··· DATASET RECORDS

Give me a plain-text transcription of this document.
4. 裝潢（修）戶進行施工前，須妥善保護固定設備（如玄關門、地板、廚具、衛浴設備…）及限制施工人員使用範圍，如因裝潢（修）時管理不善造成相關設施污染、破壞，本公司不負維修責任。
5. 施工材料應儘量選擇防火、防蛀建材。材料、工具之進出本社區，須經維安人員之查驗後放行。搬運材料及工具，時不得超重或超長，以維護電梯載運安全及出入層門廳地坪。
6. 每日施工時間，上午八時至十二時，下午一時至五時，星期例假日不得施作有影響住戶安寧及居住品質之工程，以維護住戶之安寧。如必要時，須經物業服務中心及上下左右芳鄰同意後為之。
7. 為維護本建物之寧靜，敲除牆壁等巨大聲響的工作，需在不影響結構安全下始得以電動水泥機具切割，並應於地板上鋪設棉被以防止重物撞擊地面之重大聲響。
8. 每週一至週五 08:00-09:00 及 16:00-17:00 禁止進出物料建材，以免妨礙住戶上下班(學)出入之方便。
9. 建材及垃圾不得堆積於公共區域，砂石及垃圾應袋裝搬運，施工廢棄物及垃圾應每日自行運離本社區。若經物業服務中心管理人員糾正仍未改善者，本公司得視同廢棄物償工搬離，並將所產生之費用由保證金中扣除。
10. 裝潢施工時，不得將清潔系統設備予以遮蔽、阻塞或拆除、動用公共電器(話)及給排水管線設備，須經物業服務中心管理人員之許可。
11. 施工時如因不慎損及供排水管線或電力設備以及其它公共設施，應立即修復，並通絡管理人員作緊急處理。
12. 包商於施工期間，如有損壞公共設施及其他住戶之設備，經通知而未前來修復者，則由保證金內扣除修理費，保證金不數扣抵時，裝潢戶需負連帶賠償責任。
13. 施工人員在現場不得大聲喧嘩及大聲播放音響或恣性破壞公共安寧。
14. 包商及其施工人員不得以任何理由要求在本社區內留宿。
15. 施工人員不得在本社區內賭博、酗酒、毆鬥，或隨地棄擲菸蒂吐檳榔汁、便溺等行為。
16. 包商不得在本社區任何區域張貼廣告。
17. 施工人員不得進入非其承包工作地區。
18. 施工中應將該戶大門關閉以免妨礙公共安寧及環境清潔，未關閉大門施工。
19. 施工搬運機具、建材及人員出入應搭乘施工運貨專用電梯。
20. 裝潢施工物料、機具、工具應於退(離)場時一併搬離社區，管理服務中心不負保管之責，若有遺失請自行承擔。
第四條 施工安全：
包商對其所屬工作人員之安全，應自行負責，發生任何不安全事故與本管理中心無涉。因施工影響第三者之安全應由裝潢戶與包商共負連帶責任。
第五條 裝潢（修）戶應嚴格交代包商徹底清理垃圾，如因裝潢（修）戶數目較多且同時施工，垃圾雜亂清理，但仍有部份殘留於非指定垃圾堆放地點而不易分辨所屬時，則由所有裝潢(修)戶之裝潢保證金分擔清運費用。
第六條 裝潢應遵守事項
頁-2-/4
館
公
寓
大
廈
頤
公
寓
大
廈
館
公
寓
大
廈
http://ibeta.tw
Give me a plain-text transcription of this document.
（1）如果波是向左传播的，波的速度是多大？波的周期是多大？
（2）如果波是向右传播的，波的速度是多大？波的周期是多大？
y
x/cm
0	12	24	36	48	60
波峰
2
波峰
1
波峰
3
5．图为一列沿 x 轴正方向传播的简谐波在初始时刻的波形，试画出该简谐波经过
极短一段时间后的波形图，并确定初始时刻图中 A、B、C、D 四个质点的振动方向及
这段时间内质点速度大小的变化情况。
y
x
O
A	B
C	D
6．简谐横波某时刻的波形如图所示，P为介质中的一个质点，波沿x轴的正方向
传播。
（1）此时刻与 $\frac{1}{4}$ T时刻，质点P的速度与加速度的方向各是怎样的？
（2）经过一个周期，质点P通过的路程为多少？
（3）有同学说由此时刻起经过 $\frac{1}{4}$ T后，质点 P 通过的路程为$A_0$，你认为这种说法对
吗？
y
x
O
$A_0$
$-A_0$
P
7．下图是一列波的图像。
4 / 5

······

Please set down each line of the records exactly as given.

Give me a plain-text transcription of this document.
4. 裝潢（修）戶進行施工前，須妥善保護固定設備（如玄關門、地板、廚具、衛浴設備…）及限制施工人員使用範圍，如因裝潢（修）時管理不善造成相關設施污染、破壞，本公司不負維修責任。
5. 施工材料應儘量選擇防火、防蛀建材。材料、工具之進出本社區，須經維安人員之查驗後放行。搬運材料及工具，時不得超重或超長，以維護電梯載運安全及出入層門廳地坪。
6. 每日施工時間，上午八時至十二時，下午一時至五時，星期例假日不得施作有影響住戶安寧及居住品質之工程，以維護住戶之安寧。如必要時，須經物業服務中心及上下左右芳鄰同意後為之。
7. 為維護本建物之寧靜，敲除牆壁等巨大聲響的工作，需在不影響結構安全下始得以電動水泥機具切割，並應於地板上鋪設棉被以防止重物撞擊地面之重大聲響。
8. 每週一至週五 08:00-09:00 及 16:00-17:00 禁止進出物料建材，以免妨礙住戶上下班(學)出入之方便。
9. 建材及垃圾不得堆積於公共區域，砂石及垃圾應袋裝搬運，施工廢棄物及垃圾應每日自行運離本社區。若經物業服務中心管理人員糾正仍未改善者，本公司得視同廢棄物償工搬離，並將所產生之費用由保證金中扣除。
10. 裝潢施工時，不得將清潔系統設備予以遮蔽、阻塞或拆除、動用公共電器(話)及給排水管線設備，須經物業服務中心管理人員之許可。
11. 施工時如因不慎損及供排水管線或電力設備以及其它公共設施，應立即修復，並通絡管理人員作緊急處理。
12. 包商於施工期間，如有損壞公共設施及其他住戶之設備，經通知而未前來修復者，則由保證金內扣除修理費，保證金不數扣抵時，裝潢戶需負連帶賠償責任。
13. 施工人員在現場不得大聲喧嘩及大聲播放音響或恣性破壞公共安寧。
14. 包商及其施工人員不得以任何理由要求在本社區內留宿。
15. 施工人員不得在本社區內賭博、酗酒、毆鬥，或隨地棄擲菸蒂吐檳榔汁、便溺等行為。
16. 包商不得在本社區任何區域張貼廣告。
17. 施工人員不得進入非其承包工作地區。
18. 施工中應將該戶大門關閉以免妨礙公共安寧及環境清潔，未關閉大門施工。
19. 施工搬運機具、建材及人員出入應搭乘施工運貨專用電梯。
20. 裝潢施工物料、機具、工具應於退(離)場時一併搬離社區，管理服務中心不負保管之責，若有遺失請自行承擔。
第四條 施工安全：
包商對其所屬工作人員之安全，應自行負責，發生任何不安全事故與本管理中心無涉。因施工影響第三者之安全應由裝潢戶與包商共負連帶責任。
第五條 裝潢（修）戶應嚴格交代包商徹底清理垃圾，如因裝潢（修）戶數目較多且同時施工，垃圾雜亂清理，但仍有部份殘留於非指定垃圾堆放地點而不易分辨所屬時，則由所有裝潢(修)戶之裝潢保證金分擔清運費用。
第六條 裝潢應遵守事項
頁-2-/4
館
公
寓
大
廈
頤
公
寓
大
廈
館
公
寓
大
廈
http://ibeta.tw
Give me a plain-text transcription of this document.
（1）如果波是向左传播的，波的速度是多大？波的周期是多大？
（2）如果波是向右传播的，波的速度是多大？波的周期是多大？
y
x/cm
0	12	24	36	48	60
波峰
2
波峰
1
波峰
3
5．图为一列沿 x 轴正方向传播的简谐波在初始时刻的波形，试画出该简谐波经过
极短一段时间后的波形图，并确定初始时刻图中 A、B、C、D 四个质点的振动方向及
这段时间内质点速度大小的变化情况。
y
x
O
A	B
C	D
6．简谐横波某时刻的波形如图所示，P为介质中的一个质点，波沿x轴的正方向
传播。
（1）此时刻与 $\frac{1}{4}$ T时刻，质点P的速度与加速度的方向各是怎样的？
（2）经过一个周期，质点P通过的路程为多少？
（3）有同学说由此时刻起经过 $\frac{1}{4}$ T后，质点 P 通过的路程为$A_0$，你认为这种说法对
吗？
y
x
O
$A_0$
$-A_0$
P
7．下图是一列波的图像。
4 / 5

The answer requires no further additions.